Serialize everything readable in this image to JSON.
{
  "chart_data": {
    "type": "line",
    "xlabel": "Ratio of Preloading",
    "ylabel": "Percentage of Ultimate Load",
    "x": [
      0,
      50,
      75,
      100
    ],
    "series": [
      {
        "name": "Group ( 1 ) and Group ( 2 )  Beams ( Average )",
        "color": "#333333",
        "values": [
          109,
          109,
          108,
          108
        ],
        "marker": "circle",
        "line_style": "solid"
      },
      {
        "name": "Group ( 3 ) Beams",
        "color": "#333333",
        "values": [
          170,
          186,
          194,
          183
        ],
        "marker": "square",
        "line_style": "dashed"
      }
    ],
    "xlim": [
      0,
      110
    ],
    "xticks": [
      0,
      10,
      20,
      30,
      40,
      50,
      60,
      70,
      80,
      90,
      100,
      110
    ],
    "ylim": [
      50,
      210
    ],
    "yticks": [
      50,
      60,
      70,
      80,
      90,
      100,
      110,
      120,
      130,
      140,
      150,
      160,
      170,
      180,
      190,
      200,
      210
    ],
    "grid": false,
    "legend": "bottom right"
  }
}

***

[Task brief] Exact output of every entry is required.

[Written solution]
Serialize everything readable in this image to JSON.
{
  "chart_data": {
    "type": "line",
    "xlabel": "Ratio of Preloading",
    "ylabel": "Percentage of Ultimate Load",
    "x": [
      0,
      50,
      75,
      100
    ],
    "series": [
      {
        "name": "Group ( 1 ) and Group ( 2 )  Beams ( Average )",
        "color": "#333333",
        "values": [
          109,
          109,
          108,
          108
        ],
        "marker": "circle",
        "line_style": "solid"
      },
      {
        "name": "Group ( 3 ) Beams",
        "color": "#333333",
        "values": [
          170,
          186,
          194,
          183
        ],
        "marker": "square",
        "line_style": "dashed"
      }
    ],
    "xlim": [
      0,
      110
    ],
    "xticks": [
      0,
      10,
      20,
      30,
      40,
      50,
      60,
      70,
      80,
      90,
      100,
      110
    ],
    "ylim": [
      50,
      210
    ],
    "yticks": [
      50,
      60,
      70,
      80,
      90,
      100,
      110,
      120,
      130,
      140,
      150,
      160,
      170,
      180,
      190,
      200,
      210
    ],
    "grid": false,
    "legend": "bottom right"
  }
}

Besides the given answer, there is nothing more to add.